Provided records:
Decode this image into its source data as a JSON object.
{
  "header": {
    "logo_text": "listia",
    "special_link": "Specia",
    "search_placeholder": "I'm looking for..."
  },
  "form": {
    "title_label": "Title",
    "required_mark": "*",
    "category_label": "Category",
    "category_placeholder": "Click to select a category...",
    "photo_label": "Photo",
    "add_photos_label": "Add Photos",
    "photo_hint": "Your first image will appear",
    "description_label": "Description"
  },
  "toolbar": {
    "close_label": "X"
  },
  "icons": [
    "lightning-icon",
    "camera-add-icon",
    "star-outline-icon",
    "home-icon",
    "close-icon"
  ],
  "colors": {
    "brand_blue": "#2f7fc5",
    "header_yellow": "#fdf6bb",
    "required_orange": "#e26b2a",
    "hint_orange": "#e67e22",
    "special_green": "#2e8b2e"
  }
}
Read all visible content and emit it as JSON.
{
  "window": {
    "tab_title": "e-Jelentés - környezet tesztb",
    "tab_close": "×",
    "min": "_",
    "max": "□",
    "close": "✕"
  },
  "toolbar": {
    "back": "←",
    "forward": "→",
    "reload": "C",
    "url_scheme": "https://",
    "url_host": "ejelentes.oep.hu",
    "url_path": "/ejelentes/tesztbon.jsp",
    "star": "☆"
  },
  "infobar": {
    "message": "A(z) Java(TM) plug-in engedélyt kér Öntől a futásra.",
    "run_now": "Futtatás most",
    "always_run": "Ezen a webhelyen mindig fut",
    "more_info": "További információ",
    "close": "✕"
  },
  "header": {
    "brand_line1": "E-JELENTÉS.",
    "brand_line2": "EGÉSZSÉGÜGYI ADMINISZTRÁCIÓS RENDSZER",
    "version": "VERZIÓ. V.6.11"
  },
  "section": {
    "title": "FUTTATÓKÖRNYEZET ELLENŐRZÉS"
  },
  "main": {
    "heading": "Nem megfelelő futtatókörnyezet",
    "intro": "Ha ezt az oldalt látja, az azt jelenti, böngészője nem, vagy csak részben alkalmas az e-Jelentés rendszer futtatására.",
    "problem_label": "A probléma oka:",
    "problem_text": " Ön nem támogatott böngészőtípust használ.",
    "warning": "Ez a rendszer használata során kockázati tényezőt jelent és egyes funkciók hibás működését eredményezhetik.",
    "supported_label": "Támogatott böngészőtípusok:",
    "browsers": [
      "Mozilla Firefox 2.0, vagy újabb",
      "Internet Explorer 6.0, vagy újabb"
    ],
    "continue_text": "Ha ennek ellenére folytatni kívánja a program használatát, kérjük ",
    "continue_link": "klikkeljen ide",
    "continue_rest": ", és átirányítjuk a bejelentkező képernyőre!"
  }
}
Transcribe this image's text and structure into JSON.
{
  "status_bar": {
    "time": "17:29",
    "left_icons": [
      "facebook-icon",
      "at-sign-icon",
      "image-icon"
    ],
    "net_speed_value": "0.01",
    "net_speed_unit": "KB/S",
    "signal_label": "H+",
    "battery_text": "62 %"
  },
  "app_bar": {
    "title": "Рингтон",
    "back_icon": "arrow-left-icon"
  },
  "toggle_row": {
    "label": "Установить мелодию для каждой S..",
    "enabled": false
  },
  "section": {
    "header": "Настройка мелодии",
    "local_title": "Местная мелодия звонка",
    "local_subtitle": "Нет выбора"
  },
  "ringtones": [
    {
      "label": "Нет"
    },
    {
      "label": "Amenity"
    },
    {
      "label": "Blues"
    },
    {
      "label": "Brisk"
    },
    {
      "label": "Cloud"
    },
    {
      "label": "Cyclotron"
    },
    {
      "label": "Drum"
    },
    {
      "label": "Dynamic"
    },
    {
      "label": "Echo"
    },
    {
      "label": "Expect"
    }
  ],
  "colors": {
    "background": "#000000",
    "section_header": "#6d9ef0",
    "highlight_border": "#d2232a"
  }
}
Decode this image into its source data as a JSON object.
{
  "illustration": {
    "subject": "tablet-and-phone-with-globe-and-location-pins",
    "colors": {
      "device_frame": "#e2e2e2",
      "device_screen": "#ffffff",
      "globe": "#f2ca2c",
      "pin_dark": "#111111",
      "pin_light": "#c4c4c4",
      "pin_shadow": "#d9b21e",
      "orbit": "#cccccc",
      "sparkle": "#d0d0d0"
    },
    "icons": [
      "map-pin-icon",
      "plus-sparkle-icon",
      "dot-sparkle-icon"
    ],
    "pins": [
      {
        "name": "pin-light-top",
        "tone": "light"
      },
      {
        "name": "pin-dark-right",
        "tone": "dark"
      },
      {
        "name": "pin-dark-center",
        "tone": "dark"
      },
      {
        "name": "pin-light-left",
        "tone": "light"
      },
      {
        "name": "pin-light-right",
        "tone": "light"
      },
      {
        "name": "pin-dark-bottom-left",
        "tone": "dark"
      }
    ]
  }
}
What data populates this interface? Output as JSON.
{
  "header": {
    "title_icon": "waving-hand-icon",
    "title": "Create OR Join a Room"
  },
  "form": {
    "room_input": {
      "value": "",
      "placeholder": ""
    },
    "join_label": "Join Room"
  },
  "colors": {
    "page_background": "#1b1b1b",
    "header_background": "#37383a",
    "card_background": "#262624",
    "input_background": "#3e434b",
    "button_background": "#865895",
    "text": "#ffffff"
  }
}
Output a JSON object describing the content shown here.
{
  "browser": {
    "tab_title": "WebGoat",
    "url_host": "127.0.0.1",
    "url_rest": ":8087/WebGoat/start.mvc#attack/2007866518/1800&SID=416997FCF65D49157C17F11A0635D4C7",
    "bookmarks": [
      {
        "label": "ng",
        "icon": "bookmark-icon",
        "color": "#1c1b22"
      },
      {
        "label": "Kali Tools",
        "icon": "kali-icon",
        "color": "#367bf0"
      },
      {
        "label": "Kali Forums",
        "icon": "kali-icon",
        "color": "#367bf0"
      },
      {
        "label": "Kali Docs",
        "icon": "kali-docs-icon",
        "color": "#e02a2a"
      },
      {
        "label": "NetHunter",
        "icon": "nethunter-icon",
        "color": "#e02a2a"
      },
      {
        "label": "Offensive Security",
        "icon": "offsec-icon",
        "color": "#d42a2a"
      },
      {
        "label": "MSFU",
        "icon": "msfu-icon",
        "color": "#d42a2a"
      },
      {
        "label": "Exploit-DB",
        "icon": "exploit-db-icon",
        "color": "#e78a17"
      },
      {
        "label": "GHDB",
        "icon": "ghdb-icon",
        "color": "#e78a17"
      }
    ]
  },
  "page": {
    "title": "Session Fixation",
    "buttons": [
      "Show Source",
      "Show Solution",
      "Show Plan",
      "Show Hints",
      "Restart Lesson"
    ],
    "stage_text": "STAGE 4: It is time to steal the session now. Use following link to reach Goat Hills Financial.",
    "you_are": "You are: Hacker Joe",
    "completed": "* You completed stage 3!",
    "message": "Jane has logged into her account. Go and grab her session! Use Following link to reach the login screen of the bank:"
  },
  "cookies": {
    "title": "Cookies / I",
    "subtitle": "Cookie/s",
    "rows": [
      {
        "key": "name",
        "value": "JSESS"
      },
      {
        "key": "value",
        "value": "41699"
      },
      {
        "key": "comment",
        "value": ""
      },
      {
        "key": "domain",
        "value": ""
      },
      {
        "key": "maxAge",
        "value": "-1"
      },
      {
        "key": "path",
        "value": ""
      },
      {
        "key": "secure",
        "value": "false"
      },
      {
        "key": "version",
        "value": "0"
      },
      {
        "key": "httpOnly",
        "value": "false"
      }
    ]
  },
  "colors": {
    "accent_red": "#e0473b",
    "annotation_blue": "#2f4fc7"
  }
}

Work to do: Above are the records; copy all of them exactly.

Result below:
Decode this image into its source data as a JSON object.
{
  "header": {
    "logo_text": "listia",
    "special_link": "Specia",
    "search_placeholder": "I'm looking for..."
  },
  "form": {
    "title_label": "Title",
    "required_mark": "*",
    "category_label": "Category",
    "category_placeholder": "Click to select a category...",
    "photo_label": "Photo",
    "add_photos_label": "Add Photos",
    "photo_hint": "Your first image will appear",
    "description_label": "Description"
  },
  "toolbar": {
    "close_label": "X"
  },
  "icons": [
    "lightning-icon",
    "camera-add-icon",
    "star-outline-icon",
    "home-icon",
    "close-icon"
  ],
  "colors": {
    "brand_blue": "#2f7fc5",
    "header_yellow": "#fdf6bb",
    "required_orange": "#e26b2a",
    "hint_orange": "#e67e22",
    "special_green": "#2e8b2e"
  }
}
Read all visible content and emit it as JSON.
{
  "window": {
    "tab_title": "e-Jelentés - környezet tesztb",
    "tab_close": "×",
    "min": "_",
    "max": "□",
    "close": "✕"
  },
  "toolbar": {
    "back": "←",
    "forward": "→",
    "reload": "C",
    "url_scheme": "https://",
    "url_host": "ejelentes.oep.hu",
    "url_path": "/ejelentes/tesztbon.jsp",
    "star": "☆"
  },
  "infobar": {
    "message": "A(z) Java(TM) plug-in engedélyt kér Öntől a futásra.",
    "run_now": "Futtatás most",
    "always_run": "Ezen a webhelyen mindig fut",
    "more_info": "További információ",
    "close": "✕"
  },
  "header": {
    "brand_line1": "E-JELENTÉS.",
    "brand_line2": "EGÉSZSÉGÜGYI ADMINISZTRÁCIÓS RENDSZER",
    "version": "VERZIÓ. V.6.11"
  },
  "section": {
    "title": "FUTTATÓKÖRNYEZET ELLENŐRZÉS"
  },
  "main": {
    "heading": "Nem megfelelő futtatókörnyezet",
    "intro": "Ha ezt az oldalt látja, az azt jelenti, böngészője nem, vagy csak részben alkalmas az e-Jelentés rendszer futtatására.",
    "problem_label": "A probléma oka:",
    "problem_text": " Ön nem támogatott böngészőtípust használ.",
    "warning": "Ez a rendszer használata során kockázati tényezőt jelent és egyes funkciók hibás működését eredményezhetik.",
    "supported_label": "Támogatott böngészőtípusok:",
    "browsers": [
      "Mozilla Firefox 2.0, vagy újabb",
      "Internet Explorer 6.0, vagy újabb"
    ],
    "continue_text": "Ha ennek ellenére folytatni kívánja a program használatát, kérjük ",
    "continue_link": "klikkeljen ide",
    "continue_rest": ", és átirányítjuk a bejelentkező képernyőre!"
  }
}
Transcribe this image's text and structure into JSON.
{
  "status_bar": {
    "time": "17:29",
    "left_icons": [
      "facebook-icon",
      "at-sign-icon",
      "image-icon"
    ],
    "net_speed_value": "0.01",
    "net_speed_unit": "KB/S",
    "signal_label": "H+",
    "battery_text": "62 %"
  },
  "app_bar": {
    "title": "Рингтон",
    "back_icon": "arrow-left-icon"
  },
  "toggle_row": {
    "label": "Установить мелодию для каждой S..",
    "enabled": false
  },
  "section": {
    "header": "Настройка мелодии",
    "local_title": "Местная мелодия звонка",
    "local_subtitle": "Нет выбора"
  },
  "ringtones": [
    {
      "label": "Нет"
    },
    {
      "label": "Amenity"
    },
    {
      "label": "Blues"
    },
    {
      "label": "Brisk"
    },
    {
      "label": "Cloud"
    },
    {
      "label": "Cyclotron"
    },
    {
      "label": "Drum"
    },
    {
      "label": "Dynamic"
    },
    {
      "label": "Echo"
    },
    {
      "label": "Expect"
    }
  ],
  "colors": {
    "background": "#000000",
    "section_header": "#6d9ef0",
    "highlight_border": "#d2232a"
  }
}
Decode this image into its source data as a JSON object.
{
  "illustration": {
    "subject": "tablet-and-phone-with-globe-and-location-pins",
    "colors": {
      "device_frame": "#e2e2e2",
      "device_screen": "#ffffff",
      "globe": "#f2ca2c",
      "pin_dark": "#111111",
      "pin_light": "#c4c4c4",
      "pin_shadow": "#d9b21e",
      "orbit": "#cccccc",
      "sparkle": "#d0d0d0"
    },
    "icons": [
      "map-pin-icon",
      "plus-sparkle-icon",
      "dot-sparkle-icon"
    ],
    "pins": [
      {
        "name": "pin-light-top",
        "tone": "light"
      },
      {
        "name": "pin-dark-right",
        "tone": "dark"
      },
      {
        "name": "pin-dark-center",
        "tone": "dark"
      },
      {
        "name": "pin-light-left",
        "tone": "light"
      },
      {
        "name": "pin-light-right",
        "tone": "light"
      },
      {
        "name": "pin-dark-bottom-left",
        "tone": "dark"
      }
    ]
  }
}
What data populates this interface? Output as JSON.
{
  "header": {
    "title_icon": "waving-hand-icon",
    "title": "Create OR Join a Room"
  },
  "form": {
    "room_input": {
      "value": "",
      "placeholder": ""
    },
    "join_label": "Join Room"
  },
  "colors": {
    "page_background": "#1b1b1b",
    "header_background": "#37383a",
    "card_background": "#262624",
    "input_background": "#3e434b",
    "button_background": "#865895",
    "text": "#ffffff"
  }
}
Output a JSON object describing the content shown here.
{
  "browser": {
    "tab_title": "WebGoat",
    "url_host": "127.0.0.1",
    "url_rest": ":8087/WebGoat/start.mvc#attack/2007866518/1800&SID=416997FCF65D49157C17F11A0635D4C7",
    "bookmarks": [
      {
        "label": "ng",
        "icon": "bookmark-icon",
        "color": "#1c1b22"
      },
      {
        "label": "Kali Tools",
        "icon": "kali-icon",
        "color": "#367bf0"
      },
      {
        "label": "Kali Forums",
        "icon": "kali-icon",
        "color": "#367bf0"
      },
      {
        "label": "Kali Docs",
        "icon": "kali-docs-icon",
        "color": "#e02a2a"
      },
      {
        "label": "NetHunter",
        "icon": "nethunter-icon",
        "color": "#e02a2a"
      },
      {
        "label": "Offensive Security",
        "icon": "offsec-icon",
        "color": "#d42a2a"
      },
      {
        "label": "MSFU",
        "icon": "msfu-icon",
        "color": "#d42a2a"
      },
      {
        "label": "Exploit-DB",
        "icon": "exploit-db-icon",
        "color": "#e78a17"
      },
      {
        "label": "GHDB",
        "icon": "ghdb-icon",
        "color": "#e78a17"
      }
    ]
  },
  "page": {
    "title": "Session Fixation",
    "buttons": [
      "Show Source",
      "Show Solution",
      "Show Plan",
      "Show Hints",
      "Restart Lesson"
    ],
    "stage_text": "STAGE 4: It is time to steal the session now. Use following link to reach Goat Hills Financial.",
    "you_are": "You are: Hacker Joe",
    "completed": "* You completed stage 3!",
    "message": "Jane has logged into her account. Go and grab her session! Use Following link to reach the login screen of the bank:"
  },
  "cookies": {
    "title": "Cookies / I",
    "subtitle": "Cookie/s",
    "rows": [
      {
        "key": "name",
        "value": "JSESS"
      },
      {
        "key": "value",
        "value": "41699"
      },
      {
        "key": "comment",
        "value": ""
      },
      {
        "key": "domain",
        "value": ""
      },
      {
        "key": "maxAge",
        "value": "-1"
      },
      {
        "key": "path",
        "value": ""
      },
      {
        "key": "secure",
        "value": "false"
      },
      {
        "key": "version",
        "value": "0"
      },
      {
        "key": "httpOnly",
        "value": "false"
      }
    ]
  },
  "colors": {
    "accent_red": "#e0473b",
    "annotation_blue": "#2f4fc7"
  }
}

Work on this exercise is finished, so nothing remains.